[Data excerpts]
——

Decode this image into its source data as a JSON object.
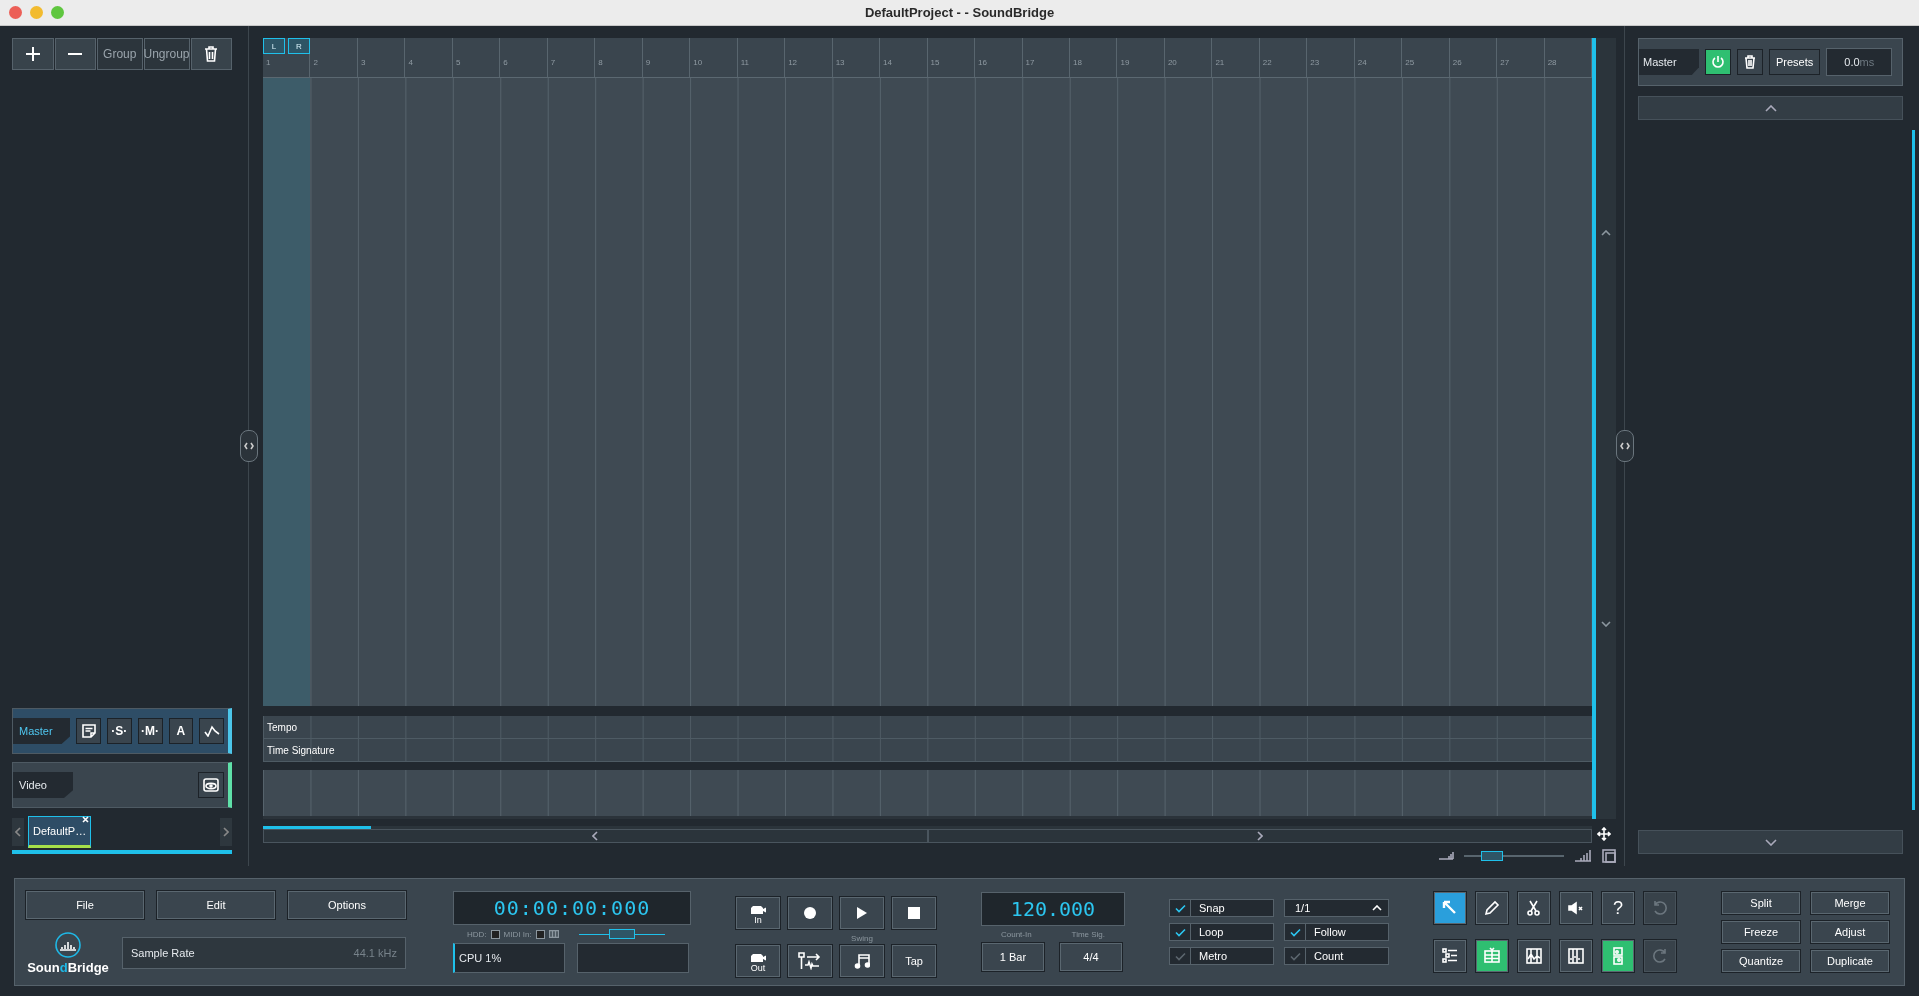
{
  "window": {
    "title": "DefaultProject -  - SoundBridge"
  },
  "track_toolbar": {
    "group": "Group",
    "ungroup": "Ungroup"
  },
  "ruler": {
    "bars": [
      "1",
      "2",
      "3",
      "4",
      "5",
      "6",
      "7",
      "8",
      "9",
      "10",
      "11",
      "12",
      "13",
      "14",
      "15",
      "16",
      "17",
      "18",
      "19",
      "20",
      "21",
      "22",
      "23",
      "24",
      "25",
      "26",
      "27",
      "28"
    ],
    "loop_left": "L",
    "loop_right": "R"
  },
  "master_track": {
    "name": "Master",
    "buttons": [
      "·S·",
      "·M·",
      "A"
    ]
  },
  "video_track": {
    "name": "Video"
  },
  "project_tabs": [
    {
      "label": "DefaultP…",
      "selected": true
    }
  ],
  "global_lanes": [
    "Tempo",
    "Time Signature"
  ],
  "zoom": {
    "level": 0.22
  },
  "right_panel": {
    "channel": "Master",
    "power_on": true,
    "presets": "Presets",
    "delay": "0.0",
    "delay_unit": "ms"
  },
  "menu": [
    "File",
    "Edit",
    "Options"
  ],
  "logo": [
    {
      "text": "Soun",
      "color": "#ffffff"
    },
    {
      "text": "d",
      "color": "#1fb8e6"
    },
    {
      "text": "Bridge",
      "color": "#ffffff"
    }
  ],
  "sample_rate": {
    "label": "Sample Rate",
    "value": "44.1 kHz"
  },
  "time_display": "00:00:00:000",
  "meters": {
    "hdd": "HDD:",
    "midi": "MIDI In:",
    "volume": {
      "level": 0.5
    },
    "cpu": "CPU 1%"
  },
  "transport": {
    "record_in": "In",
    "record_out": "Out",
    "swing": "Swing",
    "tap": "Tap"
  },
  "tempo": {
    "value": "120.000",
    "count_in_label": "Count-In",
    "count_in": "1 Bar",
    "time_sig_label": "Time Sig.",
    "time_sig": "4/4"
  },
  "options": [
    {
      "label": "Snap",
      "checked": true
    },
    {
      "label": "Loop",
      "checked": true
    },
    {
      "label": "Metro",
      "checked": false
    }
  ],
  "options_2": [
    {
      "label": "Follow",
      "checked": true
    },
    {
      "label": "Count",
      "checked": false
    }
  ],
  "grid_value": "1/1",
  "tools": [
    {
      "kind": "pointer",
      "selected": true
    },
    {
      "kind": "pencil",
      "selected": false
    },
    {
      "kind": "scissors",
      "selected": false
    },
    {
      "kind": "mute",
      "selected": false
    },
    {
      "kind": "help",
      "label": "?",
      "selected": false
    }
  ],
  "views": [
    {
      "kind": "tracklist",
      "on": false
    },
    {
      "kind": "arranger",
      "on": true
    },
    {
      "kind": "automation",
      "on": false
    },
    {
      "kind": "mixer",
      "on": false
    },
    {
      "kind": "split",
      "on": true
    }
  ],
  "history": [
    {
      "kind": "undo",
      "disabled": true
    },
    {
      "kind": "redo",
      "disabled": true
    }
  ],
  "edit_buttons": [
    "Split",
    "Merge",
    "Freeze",
    "Adjust",
    "Quantize",
    "Duplicate"
  ]
}
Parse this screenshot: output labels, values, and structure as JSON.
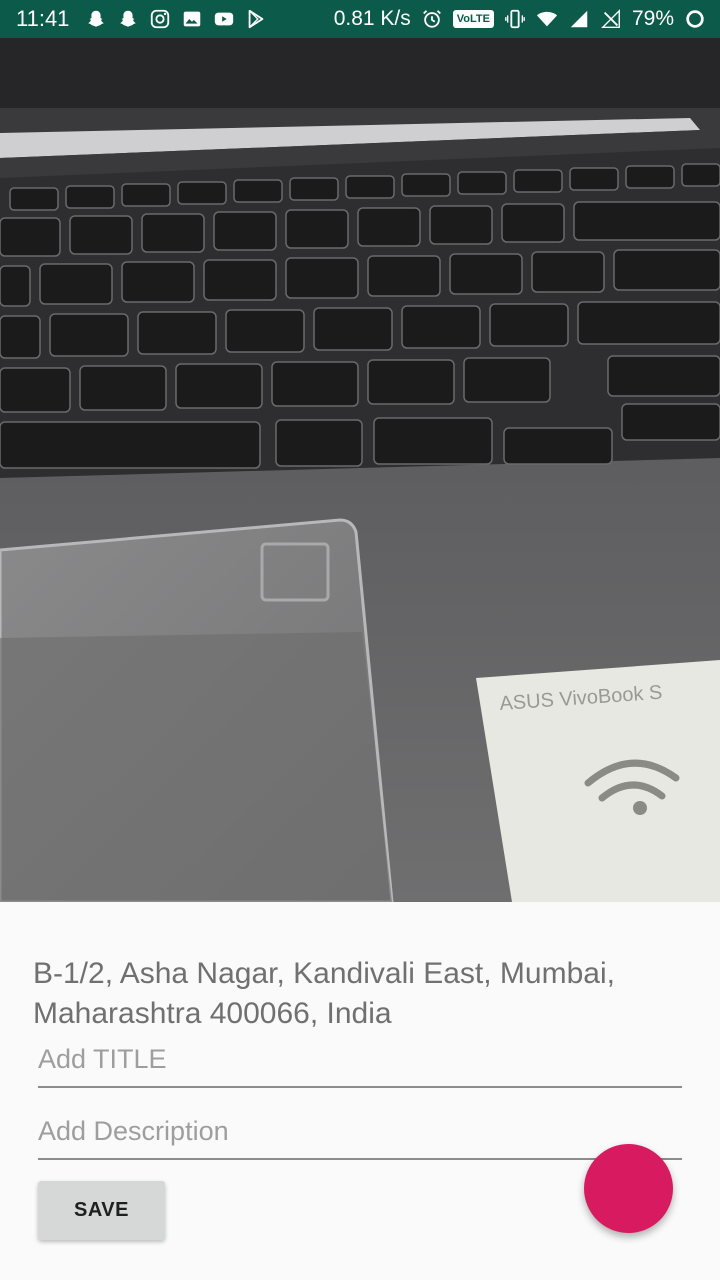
{
  "status_bar": {
    "time": "11:41",
    "net_speed": "0.81 K/s",
    "volte": "VoLTE",
    "battery": "79%",
    "left_icons": [
      "snapchat-icon",
      "snapchat-icon",
      "instagram-icon",
      "gallery-icon",
      "youtube-icon",
      "play-store-icon"
    ],
    "right_icons": [
      "alarm-icon",
      "volte-icon",
      "vibrate-icon",
      "wifi-icon",
      "signal-icon",
      "no-sim-icon",
      "battery-icon"
    ],
    "background": "#0b5a4a"
  },
  "photo": {
    "label_text": "ASUS VivoBook S"
  },
  "form": {
    "address": "B-1/2, Asha Nagar, Kandivali East, Mumbai, Maharashtra 400066, India",
    "title_placeholder": "Add TITLE",
    "title_value": "",
    "description_placeholder": "Add Description",
    "description_value": "",
    "save_label": "SAVE"
  },
  "fab": {
    "color": "#d81b60"
  }
}
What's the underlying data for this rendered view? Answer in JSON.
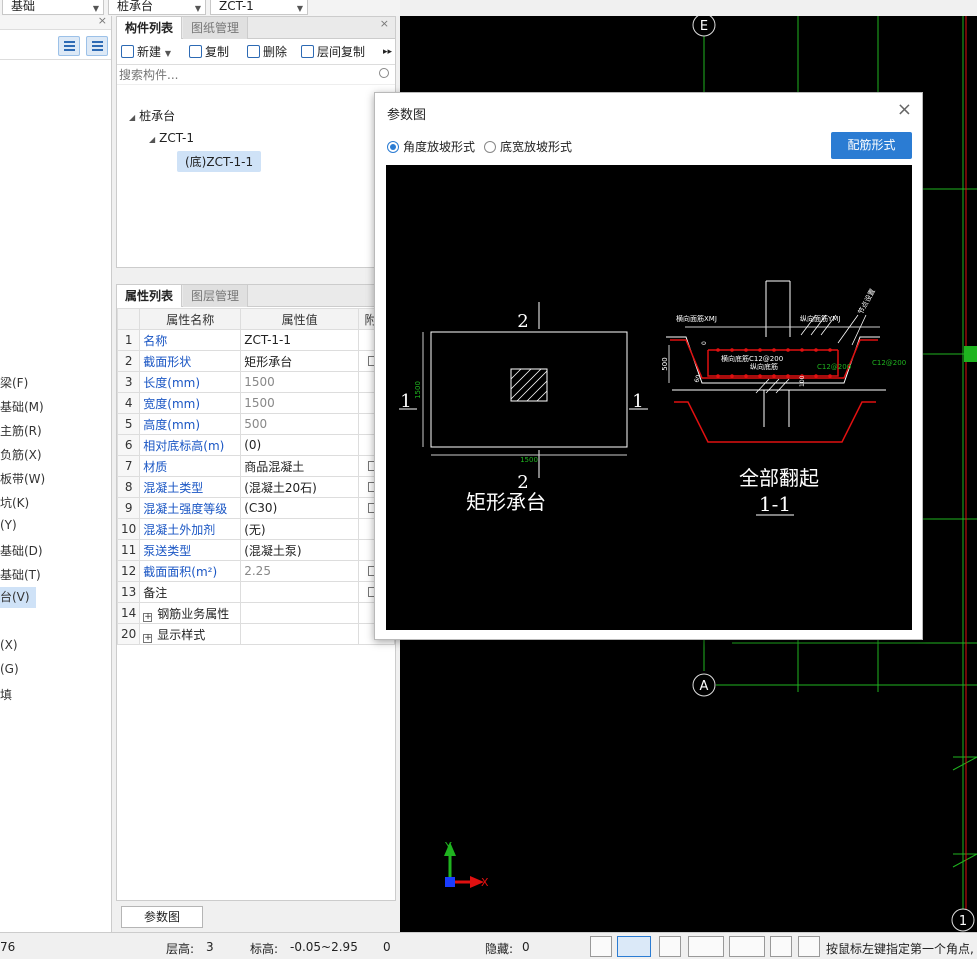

——

■ Exercise objective: Each entry shown above must be quoted exactly, with its pictures left out.

■ Exercise response:
Decode this image into its source data as a JSON object.
{
  "window": {
    "title": "DefaultProject -  - SoundBridge"
  },
  "track_toolbar": {
    "group": "Group",
    "ungroup": "Ungroup"
  },
  "ruler": {
    "bars": [
      "1",
      "2",
      "3",
      "4",
      "5",
      "6",
      "7",
      "8",
      "9",
      "10",
      "11",
      "12",
      "13",
      "14",
      "15",
      "16",
      "17",
      "18",
      "19",
      "20",
      "21",
      "22",
      "23",
      "24",
      "25",
      "26",
      "27",
      "28"
    ],
    "loop_left": "L",
    "loop_right": "R"
  },
  "master_track": {
    "name": "Master",
    "buttons": [
      "·S·",
      "·M·",
      "A"
    ]
  },
  "video_track": {
    "name": "Video"
  },
  "project_tabs": [
    {
      "label": "DefaultP…",
      "selected": true
    }
  ],
  "global_lanes": [
    "Tempo",
    "Time Signature"
  ],
  "zoom": {
    "level": 0.22
  },
  "right_panel": {
    "channel": "Master",
    "power_on": true,
    "presets": "Presets",
    "delay": "0.0",
    "delay_unit": "ms"
  },
  "menu": [
    "File",
    "Edit",
    "Options"
  ],
  "logo": [
    {
      "text": "Soun",
      "color": "#ffffff"
    },
    {
      "text": "d",
      "color": "#1fb8e6"
    },
    {
      "text": "Bridge",
      "color": "#ffffff"
    }
  ],
  "sample_rate": {
    "label": "Sample Rate",
    "value": "44.1 kHz"
  },
  "time_display": "00:00:00:000",
  "meters": {
    "hdd": "HDD:",
    "midi": "MIDI In:",
    "volume": {
      "level": 0.5
    },
    "cpu": "CPU 1%"
  },
  "transport": {
    "record_in": "In",
    "record_out": "Out",
    "swing": "Swing",
    "tap": "Tap"
  },
  "tempo": {
    "value": "120.000",
    "count_in_label": "Count-In",
    "count_in": "1 Bar",
    "time_sig_label": "Time Sig.",
    "time_sig": "4/4"
  },
  "options": [
    {
      "label": "Snap",
      "checked": true
    },
    {
      "label": "Loop",
      "checked": true
    },
    {
      "label": "Metro",
      "checked": false
    }
  ],
  "options_2": [
    {
      "label": "Follow",
      "checked": true
    },
    {
      "label": "Count",
      "checked": false
    }
  ],
  "grid_value": "1/1",
  "tools": [
    {
      "kind": "pointer",
      "selected": true
    },
    {
      "kind": "pencil",
      "selected": false
    },
    {
      "kind": "scissors",
      "selected": false
    },
    {
      "kind": "mute",
      "selected": false
    },
    {
      "kind": "help",
      "label": "?",
      "selected": false
    }
  ],
  "views": [
    {
      "kind": "tracklist",
      "on": false
    },
    {
      "kind": "arranger",
      "on": true
    },
    {
      "kind": "automation",
      "on": false
    },
    {
      "kind": "mixer",
      "on": false
    },
    {
      "kind": "split",
      "on": true
    }
  ],
  "history": [
    {
      "kind": "undo",
      "disabled": true
    },
    {
      "kind": "redo",
      "disabled": true
    }
  ],
  "edit_buttons": [
    "Split",
    "Merge",
    "Freeze",
    "Adjust",
    "Quantize",
    "Duplicate"
  ]
}
Parse this screenshot: output labels, values, and structure as JSON.
{
  "status_bar": {
    "time": "11:41",
    "net_speed": "0.81 K/s",
    "volte": "VoLTE",
    "battery": "79%",
    "left_icons": [
      "snapchat-icon",
      "snapchat-icon",
      "instagram-icon",
      "gallery-icon",
      "youtube-icon",
      "play-store-icon"
    ],
    "right_icons": [
      "alarm-icon",
      "volte-icon",
      "vibrate-icon",
      "wifi-icon",
      "signal-icon",
      "no-sim-icon",
      "battery-icon"
    ],
    "background": "#0b5a4a"
  },
  "photo": {
    "label_text": "ASUS VivoBook S"
  },
  "form": {
    "address": "B-1/2, Asha Nagar, Kandivali East, Mumbai, Maharashtra 400066, India",
    "title_placeholder": "Add TITLE",
    "title_value": "",
    "description_placeholder": "Add Description",
    "description_value": "",
    "save_label": "SAVE"
  },
  "fab": {
    "color": "#d81b60"
  }
}
What's the underlying data for this rendered view? Answer in JSON.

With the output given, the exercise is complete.